[Collected data]
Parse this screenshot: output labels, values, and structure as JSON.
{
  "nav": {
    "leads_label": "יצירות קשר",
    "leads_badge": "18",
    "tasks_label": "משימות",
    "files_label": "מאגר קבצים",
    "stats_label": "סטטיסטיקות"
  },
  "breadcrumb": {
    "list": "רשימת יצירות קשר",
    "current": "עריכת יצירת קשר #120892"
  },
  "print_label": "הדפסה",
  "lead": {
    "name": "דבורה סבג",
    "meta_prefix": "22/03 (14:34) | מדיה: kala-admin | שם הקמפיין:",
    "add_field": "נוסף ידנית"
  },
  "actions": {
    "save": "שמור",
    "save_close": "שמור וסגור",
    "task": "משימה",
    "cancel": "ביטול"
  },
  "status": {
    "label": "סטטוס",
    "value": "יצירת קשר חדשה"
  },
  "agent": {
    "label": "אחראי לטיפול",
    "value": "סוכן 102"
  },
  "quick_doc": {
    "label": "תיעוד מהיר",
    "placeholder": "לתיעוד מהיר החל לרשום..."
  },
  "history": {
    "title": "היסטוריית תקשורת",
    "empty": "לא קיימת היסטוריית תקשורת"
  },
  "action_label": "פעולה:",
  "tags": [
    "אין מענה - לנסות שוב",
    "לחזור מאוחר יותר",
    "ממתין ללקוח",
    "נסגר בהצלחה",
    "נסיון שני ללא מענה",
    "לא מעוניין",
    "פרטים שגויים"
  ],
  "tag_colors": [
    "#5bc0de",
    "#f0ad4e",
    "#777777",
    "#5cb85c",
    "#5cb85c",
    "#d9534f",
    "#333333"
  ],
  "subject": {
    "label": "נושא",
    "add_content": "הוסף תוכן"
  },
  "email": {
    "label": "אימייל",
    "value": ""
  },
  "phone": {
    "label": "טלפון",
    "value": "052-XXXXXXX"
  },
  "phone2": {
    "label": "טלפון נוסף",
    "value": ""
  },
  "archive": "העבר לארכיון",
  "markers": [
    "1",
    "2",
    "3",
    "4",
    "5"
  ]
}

● **WHAT YOU ARE ASKED TO DO**:
Copy every line verbatim.

● **ANSWER BELOW**:
Parse this screenshot: output labels, values, and structure as JSON.
{
  "nav": {
    "leads_label": "יצירות קשר",
    "leads_badge": "18",
    "tasks_label": "משימות",
    "files_label": "מאגר קבצים",
    "stats_label": "סטטיסטיקות"
  },
  "breadcrumb": {
    "list": "רשימת יצירות קשר",
    "current": "עריכת יצירת קשר #120892"
  },
  "print_label": "הדפסה",
  "lead": {
    "name": "דבורה סבג",
    "meta_prefix": "22/03 (14:34) | מדיה: kala-admin | שם הקמפיין:",
    "add_field": "נוסף ידנית"
  },
  "actions": {
    "save": "שמור",
    "save_close": "שמור וסגור",
    "task": "משימה",
    "cancel": "ביטול"
  },
  "status": {
    "label": "סטטוס",
    "value": "יצירת קשר חדשה"
  },
  "agent": {
    "label": "אחראי לטיפול",
    "value": "סוכן 102"
  },
  "quick_doc": {
    "label": "תיעוד מהיר",
    "placeholder": "לתיעוד מהיר החל לרשום..."
  },
  "history": {
    "title": "היסטוריית תקשורת",
    "empty": "לא קיימת היסטוריית תקשורת"
  },
  "action_label": "פעולה:",
  "tags": [
    "אין מענה - לנסות שוב",
    "לחזור מאוחר יותר",
    "ממתין ללקוח",
    "נסגר בהצלחה",
    "נסיון שני ללא מענה",
    "לא מעוניין",
    "פרטים שגויים"
  ],
  "tag_colors": [
    "#5bc0de",
    "#f0ad4e",
    "#777777",
    "#5cb85c",
    "#5cb85c",
    "#d9534f",
    "#333333"
  ],
  "subject": {
    "label": "נושא",
    "add_content": "הוסף תוכן"
  },
  "email": {
    "label": "אימייל",
    "value": ""
  },
  "phone": {
    "label": "טלפון",
    "value": "052-XXXXXXX"
  },
  "phone2": {
    "label": "טלפון נוסף",
    "value": ""
  },
  "archive": "העבר לארכיון",
  "markers": [
    "1",
    "2",
    "3",
    "4",
    "5"
  ]
}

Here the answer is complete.